**SUPPLIED PASSAGE**
============

Barangay in Muntinlupa City, Metro Manila, Philippines

Poblacion is one of the nine barangays of Muntinlupa, Metro Manila, Philippines. It is also the center of the city, hence the name which translates to center in Spanish.

The barangay encompasses the NBP Reservation, which houses the National Bilibid Prison along with several historical sites in the city, including the Memorial Grotto, the Japanese Cemetery, and the Director's Quarter. Within the barangay, there are public primary schools such as Muntinlupa Elementary School and Itaas Elementary School, a public secondary school known as Muntinlupa National High School, and the city's sole public tertiary institution, Pamantasan ng Lungsod ng Muntinlupa. Additionally, there are private schools in the area, namely Our Lady of The Abandoned Catholic School and Southernside Montessori School.

============

**CHALLENGE A**
Set down the part of the Poblacion passage from "Poblacion is one" to "Southernside Montessori School.".

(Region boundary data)
============

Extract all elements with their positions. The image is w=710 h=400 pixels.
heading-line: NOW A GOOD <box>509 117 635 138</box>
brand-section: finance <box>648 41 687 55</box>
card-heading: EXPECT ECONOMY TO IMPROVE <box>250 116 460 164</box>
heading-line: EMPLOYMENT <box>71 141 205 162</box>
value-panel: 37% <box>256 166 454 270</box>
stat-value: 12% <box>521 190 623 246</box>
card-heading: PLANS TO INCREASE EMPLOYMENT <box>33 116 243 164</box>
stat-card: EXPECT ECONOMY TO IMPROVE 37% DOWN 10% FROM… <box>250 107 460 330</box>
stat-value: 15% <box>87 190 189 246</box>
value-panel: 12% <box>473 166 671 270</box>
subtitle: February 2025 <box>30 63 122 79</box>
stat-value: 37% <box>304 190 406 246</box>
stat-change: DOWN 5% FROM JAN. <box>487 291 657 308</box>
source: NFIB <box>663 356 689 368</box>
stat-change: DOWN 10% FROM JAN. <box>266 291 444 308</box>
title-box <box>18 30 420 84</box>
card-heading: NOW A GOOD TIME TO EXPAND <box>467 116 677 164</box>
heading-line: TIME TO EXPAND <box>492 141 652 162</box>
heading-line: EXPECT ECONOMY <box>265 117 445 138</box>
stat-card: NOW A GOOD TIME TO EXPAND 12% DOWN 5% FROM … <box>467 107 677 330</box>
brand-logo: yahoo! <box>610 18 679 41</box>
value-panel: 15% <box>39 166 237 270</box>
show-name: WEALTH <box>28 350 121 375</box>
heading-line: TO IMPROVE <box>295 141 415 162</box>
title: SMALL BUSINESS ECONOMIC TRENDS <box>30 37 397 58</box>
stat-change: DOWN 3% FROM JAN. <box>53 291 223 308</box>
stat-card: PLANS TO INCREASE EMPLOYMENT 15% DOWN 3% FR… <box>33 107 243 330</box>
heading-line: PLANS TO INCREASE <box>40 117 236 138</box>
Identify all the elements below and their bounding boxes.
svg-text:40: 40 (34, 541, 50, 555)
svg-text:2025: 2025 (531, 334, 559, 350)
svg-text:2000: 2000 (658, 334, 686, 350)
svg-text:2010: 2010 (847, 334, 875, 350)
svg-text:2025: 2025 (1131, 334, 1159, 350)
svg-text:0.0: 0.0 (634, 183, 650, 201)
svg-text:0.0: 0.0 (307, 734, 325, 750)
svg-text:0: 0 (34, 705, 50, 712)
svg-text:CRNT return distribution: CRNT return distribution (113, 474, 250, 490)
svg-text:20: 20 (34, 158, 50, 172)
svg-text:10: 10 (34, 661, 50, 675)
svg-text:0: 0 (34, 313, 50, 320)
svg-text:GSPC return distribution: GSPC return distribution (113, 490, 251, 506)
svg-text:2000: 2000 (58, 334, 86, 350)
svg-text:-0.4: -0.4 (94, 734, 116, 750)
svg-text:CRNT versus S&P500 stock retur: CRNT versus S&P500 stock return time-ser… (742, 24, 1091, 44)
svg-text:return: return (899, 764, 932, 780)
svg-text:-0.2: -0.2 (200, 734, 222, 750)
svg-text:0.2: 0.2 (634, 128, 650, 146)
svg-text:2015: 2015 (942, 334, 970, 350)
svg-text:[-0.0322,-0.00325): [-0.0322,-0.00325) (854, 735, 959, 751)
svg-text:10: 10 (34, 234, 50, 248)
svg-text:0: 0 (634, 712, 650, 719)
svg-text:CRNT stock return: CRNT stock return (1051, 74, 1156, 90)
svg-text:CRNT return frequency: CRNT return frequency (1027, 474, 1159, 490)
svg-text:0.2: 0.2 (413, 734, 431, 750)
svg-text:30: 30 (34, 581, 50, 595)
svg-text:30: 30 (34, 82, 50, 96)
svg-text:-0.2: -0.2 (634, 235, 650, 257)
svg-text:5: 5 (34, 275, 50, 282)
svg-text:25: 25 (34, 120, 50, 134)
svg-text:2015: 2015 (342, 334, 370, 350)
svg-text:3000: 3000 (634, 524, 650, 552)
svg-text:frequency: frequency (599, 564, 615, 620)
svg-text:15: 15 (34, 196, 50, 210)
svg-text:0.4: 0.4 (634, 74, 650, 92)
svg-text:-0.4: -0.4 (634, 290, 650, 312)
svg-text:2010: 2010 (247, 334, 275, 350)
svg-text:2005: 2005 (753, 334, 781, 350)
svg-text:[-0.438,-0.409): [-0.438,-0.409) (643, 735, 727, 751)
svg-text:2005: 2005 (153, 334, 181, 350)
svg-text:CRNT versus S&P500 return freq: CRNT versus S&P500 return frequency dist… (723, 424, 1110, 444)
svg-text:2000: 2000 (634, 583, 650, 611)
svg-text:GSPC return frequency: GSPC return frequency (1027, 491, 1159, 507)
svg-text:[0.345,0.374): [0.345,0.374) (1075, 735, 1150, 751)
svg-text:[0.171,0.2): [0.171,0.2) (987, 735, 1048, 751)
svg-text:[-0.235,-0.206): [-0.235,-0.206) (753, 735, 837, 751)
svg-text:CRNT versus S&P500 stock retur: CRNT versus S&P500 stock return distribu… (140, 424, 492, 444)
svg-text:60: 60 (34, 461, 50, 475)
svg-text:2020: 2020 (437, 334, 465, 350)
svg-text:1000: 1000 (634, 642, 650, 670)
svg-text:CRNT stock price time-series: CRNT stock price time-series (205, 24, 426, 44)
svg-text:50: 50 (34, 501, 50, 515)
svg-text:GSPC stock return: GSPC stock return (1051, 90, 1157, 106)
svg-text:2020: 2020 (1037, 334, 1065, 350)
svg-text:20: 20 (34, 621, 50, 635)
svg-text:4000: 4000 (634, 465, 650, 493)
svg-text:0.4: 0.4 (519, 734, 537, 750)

============

**CHALLENGE B**
Pull out the lines of the listing from its first line through the line with "stat-card: PLANS TO", copying each one unchanged.

**EXERCISE ANSWER A**
Poblacion is one of the nine barangays of Muntinlupa, Metro Manila, Philippines. It is also the center of the city, hence the name which translates to center in Spanish.

The barangay encompasses the NBP Reservation, which houses the National Bilibid Prison along with several historical sites in the city, including the Memorial Grotto, the Japanese Cemetery, and the Director's Quarter. Within the barangay, there are public primary schools such as Muntinlupa Elementary School and Itaas Elementary School, a public secondary school known as Muntinlupa National High School, and the city's sole public tertiary institution, Pamantasan ng Lungsod ng Muntinlupa. Additionally, there are private schools in the area, namely Our Lady of The Abandoned Catholic School and Southernside Montessori School.

**EXERCISE ANSWER B**
Extract all elements with their positions. The image is w=710 h=400 pixels.
heading-line: NOW A GOOD <box>509 117 635 138</box>
brand-section: finance <box>648 41 687 55</box>
card-heading: EXPECT ECONOMY TO IMPROVE <box>250 116 460 164</box>
heading-line: EMPLOYMENT <box>71 141 205 162</box>
value-panel: 37% <box>256 166 454 270</box>
stat-value: 12% <box>521 190 623 246</box>
card-heading: PLANS TO INCREASE EMPLOYMENT <box>33 116 243 164</box>
stat-card: EXPECT ECONOMY TO IMPROVE 37% DOWN 10% FROM… <box>250 107 460 330</box>
stat-value: 15% <box>87 190 189 246</box>
value-panel: 12% <box>473 166 671 270</box>
subtitle: February 2025 <box>30 63 122 79</box>
stat-value: 37% <box>304 190 406 246</box>
stat-change: DOWN 5% FROM JAN. <box>487 291 657 308</box>
source: NFIB <box>663 356 689 368</box>
stat-change: DOWN 10% FROM JAN. <box>266 291 444 308</box>
title-box <box>18 30 420 84</box>
card-heading: NOW A GOOD TIME TO EXPAND <box>467 116 677 164</box>
heading-line: TIME TO EXPAND <box>492 141 652 162</box>
heading-line: EXPECT ECONOMY <box>265 117 445 138</box>
stat-card: NOW A GOOD TIME TO EXPAND 12% DOWN 5% FROM … <box>467 107 677 330</box>
brand-logo: yahoo! <box>610 18 679 41</box>
value-panel: 15% <box>39 166 237 270</box>
show-name: WEALTH <box>28 350 121 375</box>
heading-line: TO IMPROVE <box>295 141 415 162</box>
title: SMALL BUSINESS ECONOMIC TRENDS <box>30 37 397 58</box>
stat-change: DOWN 3% FROM JAN. <box>53 291 223 308</box>
stat-card: PLANS TO INCREASE EMPLOYMENT 15% DOWN 3% FR… <box>33 107 243 330</box>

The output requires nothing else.